§ **Requirements**:
Copy only what runs from the line containing "Extract all readable text from this page." through the end of the material below, line for line, with both ends included.

§ **Records for processing**:
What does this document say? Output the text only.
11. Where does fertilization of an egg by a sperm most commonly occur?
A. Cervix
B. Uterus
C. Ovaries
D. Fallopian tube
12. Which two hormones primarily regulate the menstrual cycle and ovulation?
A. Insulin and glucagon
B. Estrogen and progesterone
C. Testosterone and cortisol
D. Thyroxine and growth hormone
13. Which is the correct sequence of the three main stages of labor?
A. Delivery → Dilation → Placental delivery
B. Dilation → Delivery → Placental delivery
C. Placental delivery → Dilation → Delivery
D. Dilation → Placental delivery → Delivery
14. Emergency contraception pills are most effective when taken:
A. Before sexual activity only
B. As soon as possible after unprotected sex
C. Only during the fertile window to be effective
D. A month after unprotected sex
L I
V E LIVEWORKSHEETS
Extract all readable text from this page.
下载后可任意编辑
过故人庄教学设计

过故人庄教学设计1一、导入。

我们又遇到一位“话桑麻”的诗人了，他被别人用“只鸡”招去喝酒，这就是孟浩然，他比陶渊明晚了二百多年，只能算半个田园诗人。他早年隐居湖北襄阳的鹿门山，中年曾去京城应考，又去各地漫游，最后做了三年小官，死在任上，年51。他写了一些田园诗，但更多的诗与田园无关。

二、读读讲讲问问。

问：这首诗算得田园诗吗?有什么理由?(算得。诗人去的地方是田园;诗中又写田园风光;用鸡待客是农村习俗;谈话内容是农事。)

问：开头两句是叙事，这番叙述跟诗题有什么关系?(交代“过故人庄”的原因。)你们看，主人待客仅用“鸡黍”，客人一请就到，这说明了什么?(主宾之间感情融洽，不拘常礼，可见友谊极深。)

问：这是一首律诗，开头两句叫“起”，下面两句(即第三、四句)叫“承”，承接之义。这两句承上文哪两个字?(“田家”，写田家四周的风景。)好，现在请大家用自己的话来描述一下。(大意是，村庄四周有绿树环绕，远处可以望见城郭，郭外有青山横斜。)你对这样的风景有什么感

§ **Full output**:
Extract all readable text from this page.
下载后可任意编辑
过故人庄教学设计

过故人庄教学设计1一、导入。

我们又遇到一位“话桑麻”的诗人了，他被别人用“只鸡”招去喝酒，这就是孟浩然，他比陶渊明晚了二百多年，只能算半个田园诗人。他早年隐居湖北襄阳的鹿门山，中年曾去京城应考，又去各地漫游，最后做了三年小官，死在任上，年51。他写了一些田园诗，但更多的诗与田园无关。

二、读读讲讲问问。

问：这首诗算得田园诗吗?有什么理由?(算得。诗人去的地方是田园;诗中又写田园风光;用鸡待客是农村习俗;谈话内容是农事。)

问：开头两句是叙事，这番叙述跟诗题有什么关系?(交代“过故人庄”的原因。)你们看，主人待客仅用“鸡黍”，客人一请就到，这说明了什么?(主宾之间感情融洽，不拘常礼，可见友谊极深。)

问：这是一首律诗，开头两句叫“起”，下面两句(即第三、四句)叫“承”，承接之义。这两句承上文哪两个字?(“田家”，写田家四周的风景。)好，现在请大家用自己的话来描述一下。(大意是，村庄四周有绿树环绕，远处可以望见城郭，郭外有青山横斜。)你对这样的风景有什么感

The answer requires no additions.